Whenever a line below holds the word "Skillnader", count it; please give only the final number.

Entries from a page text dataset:

*** Begin section ***

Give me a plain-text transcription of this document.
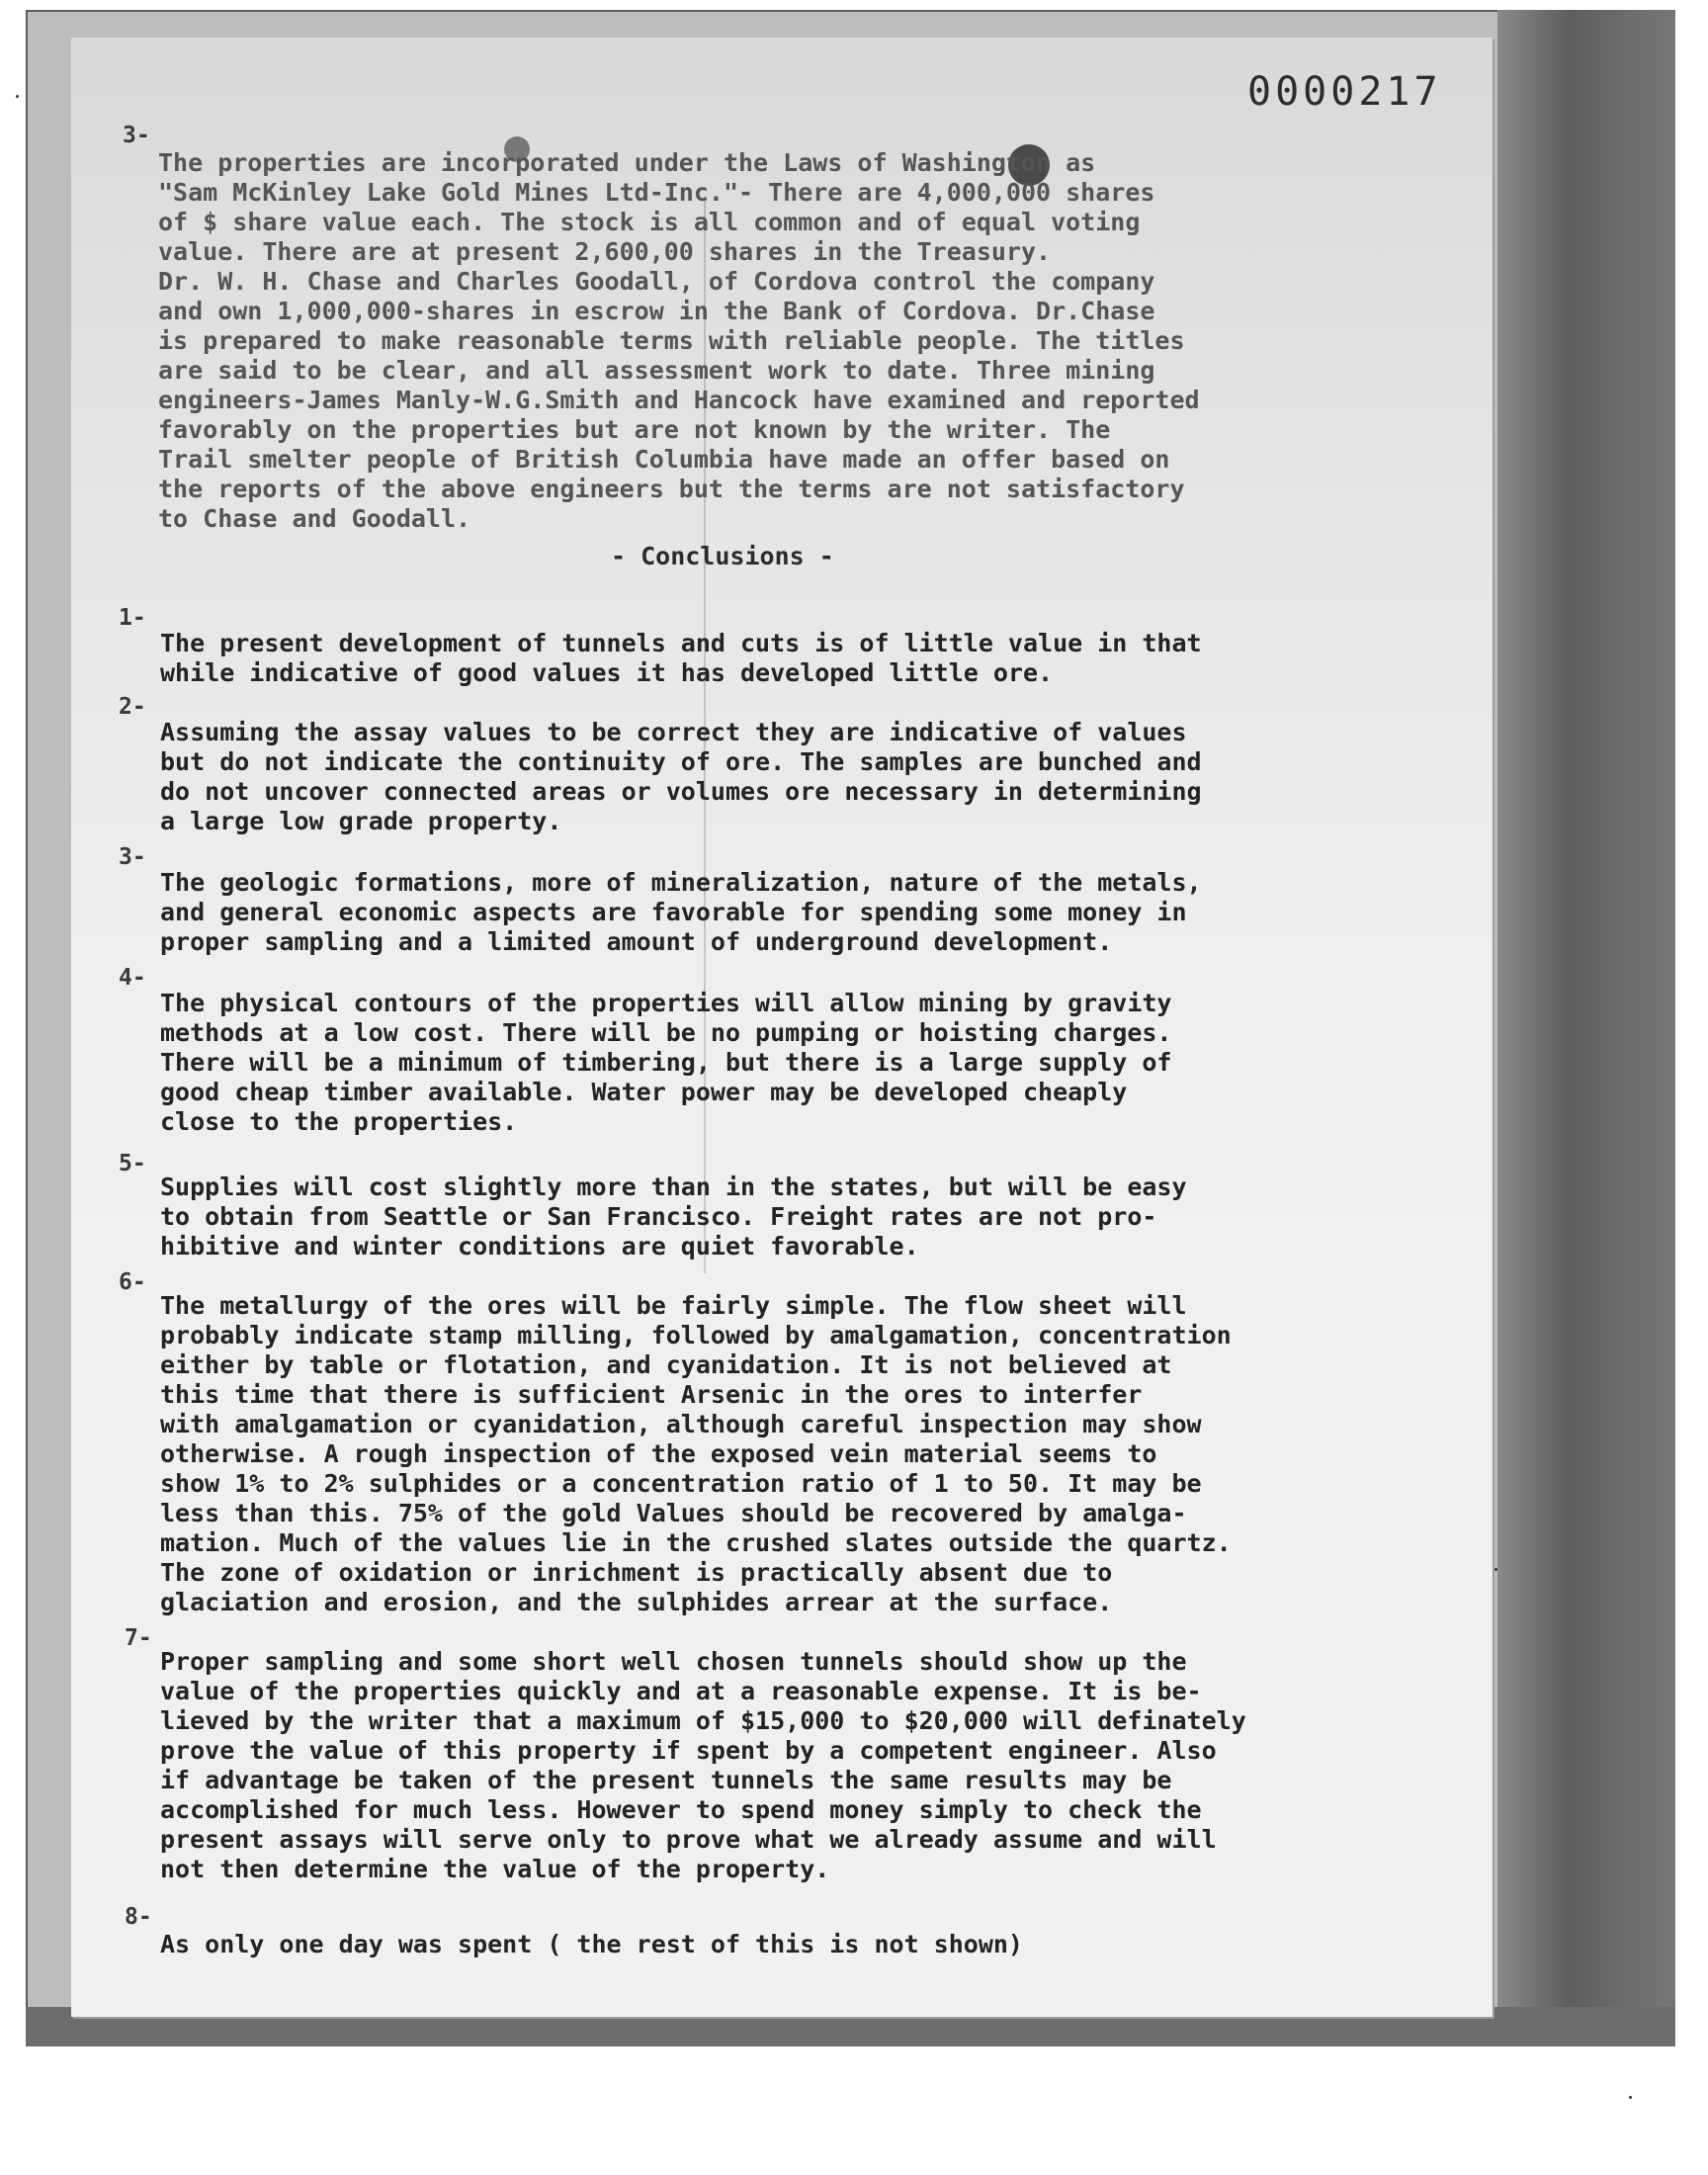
0000217
3-
The properties are incorporated under the Laws of Washington as
"Sam McKinley Lake Gold Mines Ltd-Inc."- There are 4,000,000 shares
of $ share value each. The stock is all common and of equal voting
value. There are at present 2,600,00 shares in the Treasury.
Dr. W. H. Chase and Charles Goodall, of Cordova control the company
and own 1,000,000-shares in escrow in the Bank of Cordova. Dr.Chase
is prepared to make reasonable terms with reliable people. The titles
are said to be clear, and all assessment work to date. Three mining
engineers-James Manly-W.G.Smith and Hancock have examined and reported
favorably on the properties but are not known by the writer. The
Trail smelter people of British Columbia have made an offer based on
the reports of the above engineers but the terms are not satisfactory
to Chase and Goodall.
- Conclusions -
1-
The present development of tunnels and cuts is of little value in that
while indicative of good values it has developed little ore.
2-
Assuming the assay values to be correct they are indicative of values
but do not indicate the continuity of ore. The samples are bunched and
do not uncover connected areas or volumes ore necessary in determining
a large low grade property.
3-
The geologic formations, more of mineralization, nature of the metals,
and general economic aspects are favorable for spending some money in
proper sampling and a limited amount of underground development.
4-
The physical contours of the properties will allow mining by gravity
methods at a low cost. There will be no pumping or hoisting charges.
There will be a minimum of timbering, but there is a large supply of
good cheap timber available. Water power may be developed cheaply
close to the properties.
5-
Supplies will cost slightly more than in the states, but will be easy
to obtain from Seattle or San Francisco. Freight rates are not pro-
hibitive and winter conditions are quiet favorable.
6-
The metallurgy of the ores will be fairly simple. The flow sheet will
probably indicate stamp milling, followed by amalgamation, concentration
either by table or flotation, and cyanidation. It is not believed at
this time that there is sufficient Arsenic in the ores to interfer
with amalgamation or cyanidation, although careful inspection may show
otherwise. A rough inspection of the exposed vein material seems to
show 1% to 2% sulphides or a concentration ratio of 1 to 50. It may be
less than this. 75% of the gold Values should be recovered by amalga-
mation. Much of the values lie in the crushed slates outside the quartz.
The zone of oxidation or inrichment is practically absent due to
glaciation and erosion, and the sulphides arrear at the surface.
7-
Proper sampling and some short well chosen tunnels should show up the
value of the properties quickly and at a reasonable expense. It is be-
lieved by the writer that a maximum of $15,000 to $20,000 will definately
prove the value of this property if spent by a competent engineer. Also
if advantage be taken of the present tunnels the same results may be
accomplished for much less. However to spend money simply to check the
present assays will serve only to prove what we already assume and will
not then determine the value of the property.
8-
As only one day was spent ( the rest of this is not shown)
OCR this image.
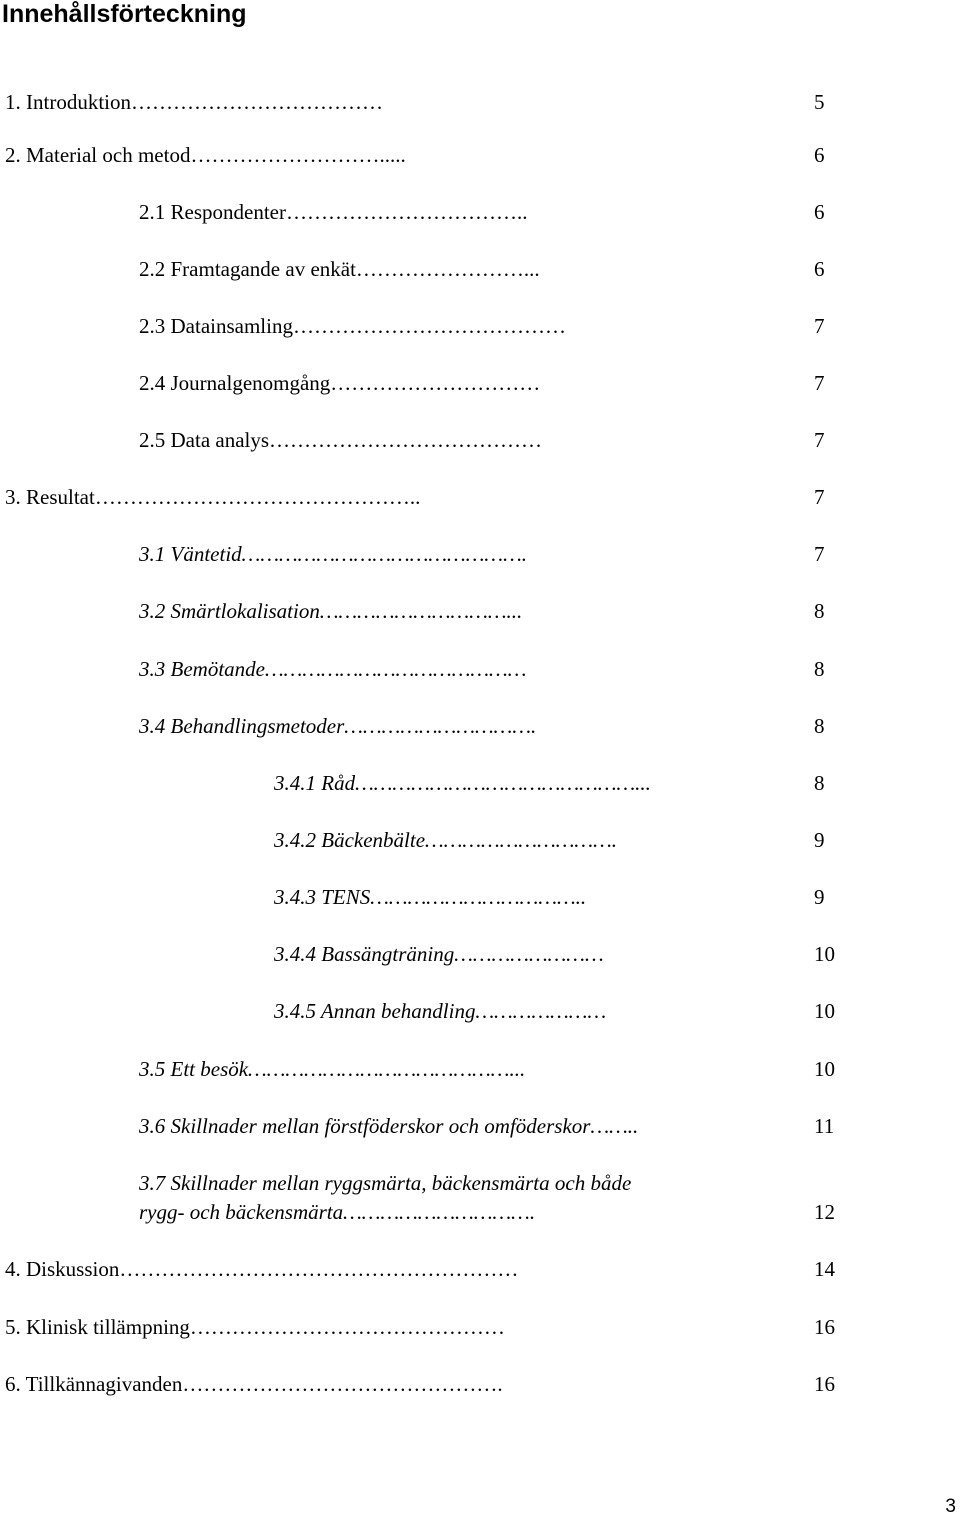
Innehållsförteckning
1. Introduktion………………………………	5
2. Material och metod……………………….....	6
2.1 Respondenter……………………………..	6
2.2 Framtagande av enkät……………………...	6
2.3 Datainsamling…………………………………	7
2.4 Journalgenomgång…………………………	7
2.5 Data analys…………………………………	7
3. Resultat………………………………………..	7
3.1 Väntetid……………………………………….	7
3.2 Smärtlokalisation…………………………...	8
3.3 Bemötande……………………………………	8
3.4 Behandlingsmetoder………………………….	8
3.4.1 Råd………………………………………...	8
3.4.2 Bäckenbälte………………………….	9
3.4.3 TENS……………………………..	9
3.4.4 Bassängträning……………………	10
3.4.5 Annan behandling…………………	10
3.5 Ett besök……………………………………...	10
3.6 Skillnader mellan förstföderskor och omföderskor……..	11
3.7 Skillnader mellan ryggsmärta, bäckensmärta och både
rygg- och bäckensmärta………………………….	12
4. Diskussion…………………………………………………	14
5. Klinisk tillämpning………………………………………	16
6. Tillkännagivanden……………………………………….	16
3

*** End section ***

Answer area:
2